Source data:
※ ※ ※
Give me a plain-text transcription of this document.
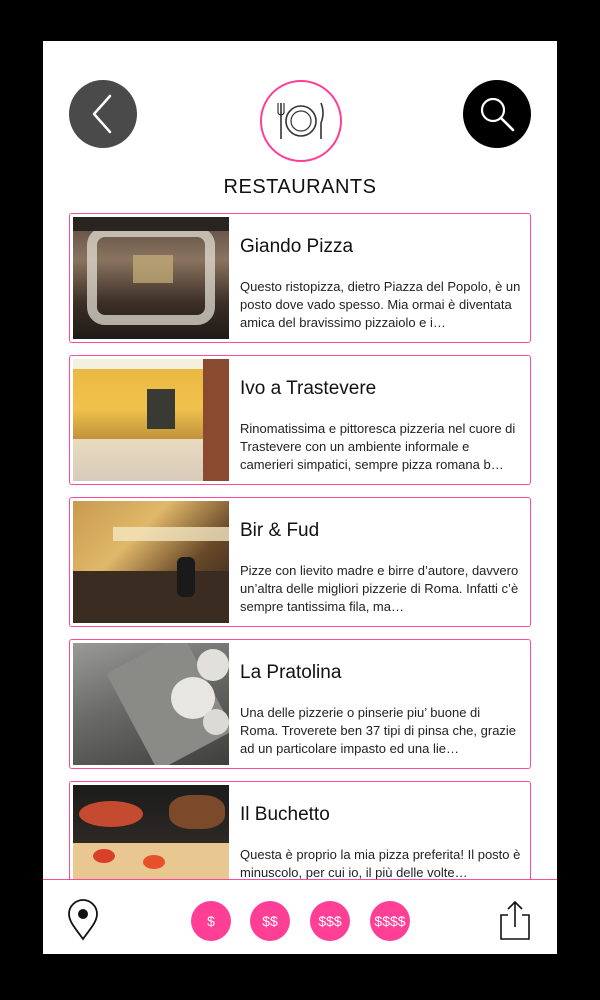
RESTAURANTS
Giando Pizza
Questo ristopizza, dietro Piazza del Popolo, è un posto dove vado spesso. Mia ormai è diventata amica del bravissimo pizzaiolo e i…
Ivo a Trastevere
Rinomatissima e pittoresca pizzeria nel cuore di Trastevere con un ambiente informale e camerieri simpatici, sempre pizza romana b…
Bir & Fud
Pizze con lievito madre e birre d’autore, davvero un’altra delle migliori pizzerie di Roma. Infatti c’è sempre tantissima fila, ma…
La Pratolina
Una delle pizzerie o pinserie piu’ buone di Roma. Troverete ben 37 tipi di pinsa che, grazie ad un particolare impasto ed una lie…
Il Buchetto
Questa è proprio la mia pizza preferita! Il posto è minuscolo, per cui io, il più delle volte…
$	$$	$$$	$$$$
※ ※ ※
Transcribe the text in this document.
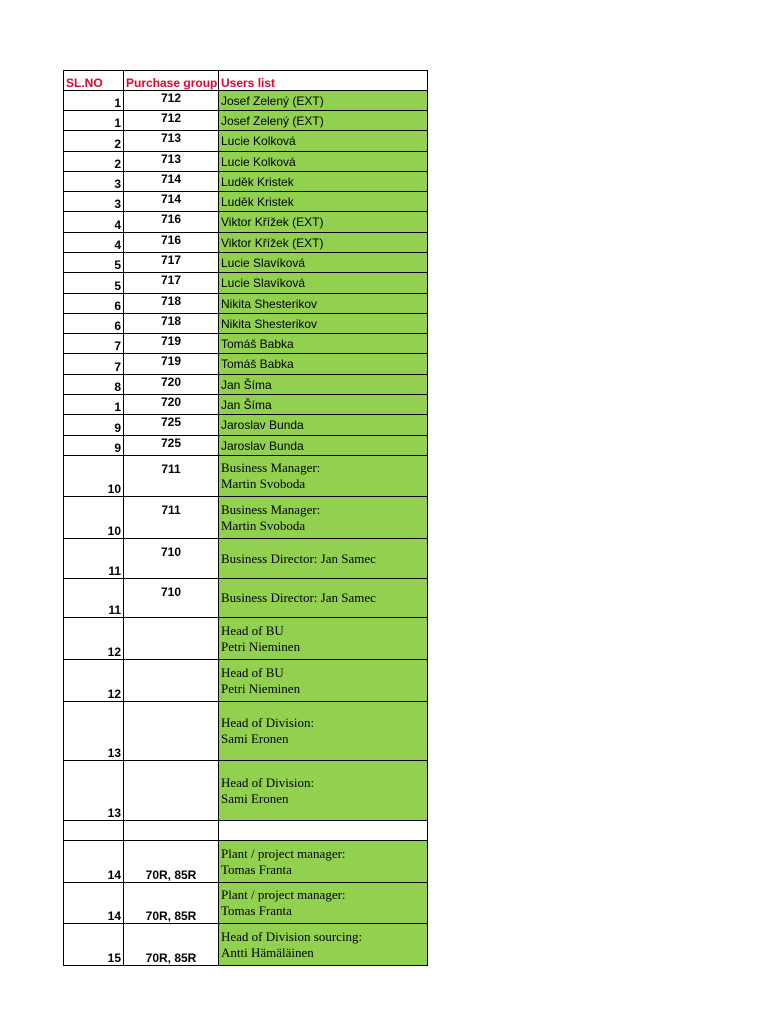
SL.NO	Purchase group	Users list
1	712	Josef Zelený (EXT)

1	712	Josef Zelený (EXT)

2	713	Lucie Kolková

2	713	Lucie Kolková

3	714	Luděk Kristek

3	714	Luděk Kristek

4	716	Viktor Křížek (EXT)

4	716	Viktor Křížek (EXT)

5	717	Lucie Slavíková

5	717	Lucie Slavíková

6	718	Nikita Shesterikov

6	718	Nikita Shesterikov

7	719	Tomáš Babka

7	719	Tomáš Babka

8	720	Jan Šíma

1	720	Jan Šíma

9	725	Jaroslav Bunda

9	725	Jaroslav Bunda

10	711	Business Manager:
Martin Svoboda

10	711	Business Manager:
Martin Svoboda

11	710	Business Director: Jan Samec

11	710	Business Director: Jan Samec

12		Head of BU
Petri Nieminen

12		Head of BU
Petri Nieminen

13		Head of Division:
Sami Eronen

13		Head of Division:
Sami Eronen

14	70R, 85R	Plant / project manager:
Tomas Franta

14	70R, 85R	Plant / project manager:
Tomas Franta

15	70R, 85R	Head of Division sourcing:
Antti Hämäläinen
※ ※ ※
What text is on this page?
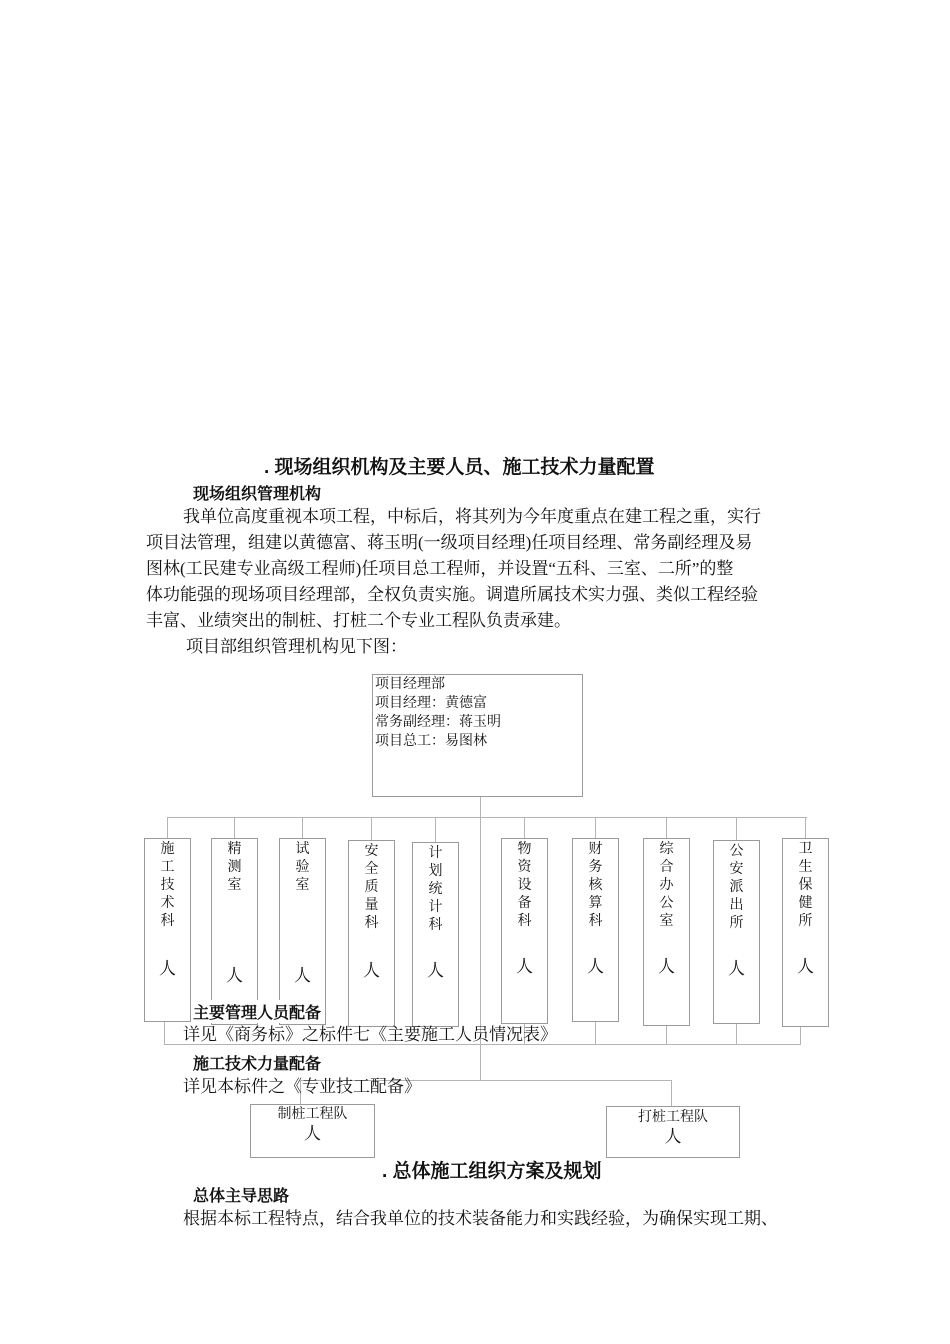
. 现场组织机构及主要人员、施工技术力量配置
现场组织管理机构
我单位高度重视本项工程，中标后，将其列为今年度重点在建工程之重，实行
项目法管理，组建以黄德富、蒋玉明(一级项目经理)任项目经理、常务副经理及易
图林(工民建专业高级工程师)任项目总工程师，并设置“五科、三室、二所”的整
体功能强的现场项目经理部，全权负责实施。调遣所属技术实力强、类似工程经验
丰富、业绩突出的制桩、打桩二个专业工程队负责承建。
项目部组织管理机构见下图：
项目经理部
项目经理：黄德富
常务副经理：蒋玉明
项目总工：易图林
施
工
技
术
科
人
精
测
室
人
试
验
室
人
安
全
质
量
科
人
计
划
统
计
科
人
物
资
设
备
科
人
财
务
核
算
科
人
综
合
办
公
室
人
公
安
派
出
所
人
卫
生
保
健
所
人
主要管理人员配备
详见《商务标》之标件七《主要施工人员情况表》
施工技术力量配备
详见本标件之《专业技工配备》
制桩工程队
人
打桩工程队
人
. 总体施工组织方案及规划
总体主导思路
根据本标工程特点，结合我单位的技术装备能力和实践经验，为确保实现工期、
※ ※ ※
Return every line holding the word "text" from the records.

Give me a plain-text transcription of this document.
Transcribe the text in this document.
What text is on this page?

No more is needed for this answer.